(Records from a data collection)
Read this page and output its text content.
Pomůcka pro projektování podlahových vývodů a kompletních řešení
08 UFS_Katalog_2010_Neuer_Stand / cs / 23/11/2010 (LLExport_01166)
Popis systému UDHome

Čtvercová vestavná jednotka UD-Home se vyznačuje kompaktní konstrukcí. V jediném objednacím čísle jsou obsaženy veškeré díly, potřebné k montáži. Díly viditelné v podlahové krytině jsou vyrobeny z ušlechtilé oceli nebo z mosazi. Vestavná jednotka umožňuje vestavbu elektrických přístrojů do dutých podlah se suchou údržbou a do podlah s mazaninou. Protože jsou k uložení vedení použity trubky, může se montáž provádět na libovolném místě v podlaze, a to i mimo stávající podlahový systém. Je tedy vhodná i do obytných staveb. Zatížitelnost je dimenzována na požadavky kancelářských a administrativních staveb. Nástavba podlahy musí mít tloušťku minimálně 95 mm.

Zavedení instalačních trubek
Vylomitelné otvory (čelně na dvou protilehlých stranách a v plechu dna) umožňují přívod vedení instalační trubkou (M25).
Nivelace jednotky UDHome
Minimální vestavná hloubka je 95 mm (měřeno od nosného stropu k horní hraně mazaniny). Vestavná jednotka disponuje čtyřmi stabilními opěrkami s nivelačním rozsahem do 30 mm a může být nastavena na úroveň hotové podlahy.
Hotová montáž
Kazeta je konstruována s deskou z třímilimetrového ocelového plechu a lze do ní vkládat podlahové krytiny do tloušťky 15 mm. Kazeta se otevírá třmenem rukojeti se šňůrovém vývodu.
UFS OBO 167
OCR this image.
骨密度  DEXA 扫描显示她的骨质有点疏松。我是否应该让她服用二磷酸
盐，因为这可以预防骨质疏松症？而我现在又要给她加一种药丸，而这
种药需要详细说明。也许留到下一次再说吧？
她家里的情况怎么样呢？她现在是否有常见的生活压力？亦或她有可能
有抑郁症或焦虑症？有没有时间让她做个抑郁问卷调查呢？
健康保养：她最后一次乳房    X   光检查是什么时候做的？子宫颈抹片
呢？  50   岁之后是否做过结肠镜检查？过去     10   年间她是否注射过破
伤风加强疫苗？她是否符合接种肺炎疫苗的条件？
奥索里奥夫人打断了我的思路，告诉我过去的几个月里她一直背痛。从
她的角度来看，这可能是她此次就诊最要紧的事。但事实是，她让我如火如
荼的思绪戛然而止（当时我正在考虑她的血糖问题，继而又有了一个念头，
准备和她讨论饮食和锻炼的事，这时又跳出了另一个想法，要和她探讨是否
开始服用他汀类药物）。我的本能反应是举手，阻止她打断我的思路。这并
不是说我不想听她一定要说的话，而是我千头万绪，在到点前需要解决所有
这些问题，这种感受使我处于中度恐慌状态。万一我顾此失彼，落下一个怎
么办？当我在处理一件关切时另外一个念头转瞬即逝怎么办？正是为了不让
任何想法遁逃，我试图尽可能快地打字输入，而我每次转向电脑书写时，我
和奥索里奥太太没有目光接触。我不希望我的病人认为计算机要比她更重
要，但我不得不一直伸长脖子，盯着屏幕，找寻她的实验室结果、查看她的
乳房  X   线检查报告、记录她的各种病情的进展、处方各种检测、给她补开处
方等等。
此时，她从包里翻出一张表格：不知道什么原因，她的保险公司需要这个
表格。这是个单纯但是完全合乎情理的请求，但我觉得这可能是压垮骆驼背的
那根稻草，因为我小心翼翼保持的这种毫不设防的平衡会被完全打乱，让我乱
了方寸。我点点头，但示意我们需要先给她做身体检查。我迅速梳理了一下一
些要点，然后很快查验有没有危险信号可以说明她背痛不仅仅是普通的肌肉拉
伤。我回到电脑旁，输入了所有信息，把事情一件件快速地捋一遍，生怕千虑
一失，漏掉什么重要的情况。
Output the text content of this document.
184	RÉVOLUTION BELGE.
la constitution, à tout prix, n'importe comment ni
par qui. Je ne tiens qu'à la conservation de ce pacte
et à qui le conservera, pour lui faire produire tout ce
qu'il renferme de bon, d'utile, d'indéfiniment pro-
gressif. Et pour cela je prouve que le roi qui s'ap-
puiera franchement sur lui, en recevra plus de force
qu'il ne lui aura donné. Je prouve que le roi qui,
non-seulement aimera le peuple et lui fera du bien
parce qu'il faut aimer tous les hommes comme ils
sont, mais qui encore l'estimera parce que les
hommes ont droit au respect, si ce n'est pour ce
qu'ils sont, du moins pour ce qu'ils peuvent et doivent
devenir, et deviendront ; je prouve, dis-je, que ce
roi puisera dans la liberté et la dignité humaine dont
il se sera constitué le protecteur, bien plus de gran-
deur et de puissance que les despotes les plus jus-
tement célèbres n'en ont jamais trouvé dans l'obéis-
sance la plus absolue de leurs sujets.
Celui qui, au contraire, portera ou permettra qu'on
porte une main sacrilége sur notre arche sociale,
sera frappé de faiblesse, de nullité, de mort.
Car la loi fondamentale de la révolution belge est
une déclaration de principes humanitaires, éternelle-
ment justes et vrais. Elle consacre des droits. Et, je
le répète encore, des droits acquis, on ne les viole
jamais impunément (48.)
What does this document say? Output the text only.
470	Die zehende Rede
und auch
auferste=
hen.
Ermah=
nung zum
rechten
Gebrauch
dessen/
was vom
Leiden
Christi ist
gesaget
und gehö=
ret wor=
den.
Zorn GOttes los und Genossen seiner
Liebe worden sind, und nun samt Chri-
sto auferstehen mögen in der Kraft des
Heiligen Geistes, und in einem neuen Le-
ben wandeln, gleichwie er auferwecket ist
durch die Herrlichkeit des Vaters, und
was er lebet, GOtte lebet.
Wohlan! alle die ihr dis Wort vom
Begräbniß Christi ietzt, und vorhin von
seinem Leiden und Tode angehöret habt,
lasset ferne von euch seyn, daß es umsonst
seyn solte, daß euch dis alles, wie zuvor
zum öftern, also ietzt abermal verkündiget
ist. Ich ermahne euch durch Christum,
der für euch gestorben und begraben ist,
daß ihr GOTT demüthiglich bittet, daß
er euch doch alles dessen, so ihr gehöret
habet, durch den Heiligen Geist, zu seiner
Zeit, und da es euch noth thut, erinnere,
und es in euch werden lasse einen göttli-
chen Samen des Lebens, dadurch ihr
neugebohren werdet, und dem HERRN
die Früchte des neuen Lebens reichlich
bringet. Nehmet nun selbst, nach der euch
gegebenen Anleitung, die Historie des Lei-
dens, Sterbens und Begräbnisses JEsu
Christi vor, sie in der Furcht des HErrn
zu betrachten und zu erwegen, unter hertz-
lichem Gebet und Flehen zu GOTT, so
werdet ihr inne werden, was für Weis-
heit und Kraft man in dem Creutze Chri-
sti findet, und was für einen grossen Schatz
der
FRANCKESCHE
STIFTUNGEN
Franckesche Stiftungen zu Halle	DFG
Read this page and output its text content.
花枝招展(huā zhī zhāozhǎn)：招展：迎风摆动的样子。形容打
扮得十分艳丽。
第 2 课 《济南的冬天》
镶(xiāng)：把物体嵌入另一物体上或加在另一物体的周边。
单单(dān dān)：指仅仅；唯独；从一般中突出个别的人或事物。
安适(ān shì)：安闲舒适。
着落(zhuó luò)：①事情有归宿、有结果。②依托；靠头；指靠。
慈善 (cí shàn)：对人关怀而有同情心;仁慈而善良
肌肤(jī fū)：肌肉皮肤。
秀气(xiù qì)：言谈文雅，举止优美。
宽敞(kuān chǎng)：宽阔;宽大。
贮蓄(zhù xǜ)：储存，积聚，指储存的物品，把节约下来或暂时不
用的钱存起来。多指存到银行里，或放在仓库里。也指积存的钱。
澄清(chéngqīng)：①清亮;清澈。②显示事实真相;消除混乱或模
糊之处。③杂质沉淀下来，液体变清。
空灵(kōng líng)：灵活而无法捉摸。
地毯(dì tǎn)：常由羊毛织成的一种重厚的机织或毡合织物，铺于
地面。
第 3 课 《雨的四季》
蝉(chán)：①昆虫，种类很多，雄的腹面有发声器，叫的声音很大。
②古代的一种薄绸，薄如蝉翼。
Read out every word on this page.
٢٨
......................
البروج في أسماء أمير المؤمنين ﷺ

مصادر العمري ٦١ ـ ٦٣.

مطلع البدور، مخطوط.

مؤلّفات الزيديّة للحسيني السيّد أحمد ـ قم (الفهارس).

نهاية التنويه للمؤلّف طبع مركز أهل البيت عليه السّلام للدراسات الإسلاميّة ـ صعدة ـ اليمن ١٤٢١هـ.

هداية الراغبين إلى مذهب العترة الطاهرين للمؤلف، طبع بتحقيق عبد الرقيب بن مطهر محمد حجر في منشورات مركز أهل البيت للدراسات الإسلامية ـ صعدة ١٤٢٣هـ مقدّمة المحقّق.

- [What to do] From the data above, copy out every line with the string "parce" in it.

- [Exercise solution]
parce qu'il faut aimer tous les hommes comme ils
sont, mais qui encore l'estimera parce que les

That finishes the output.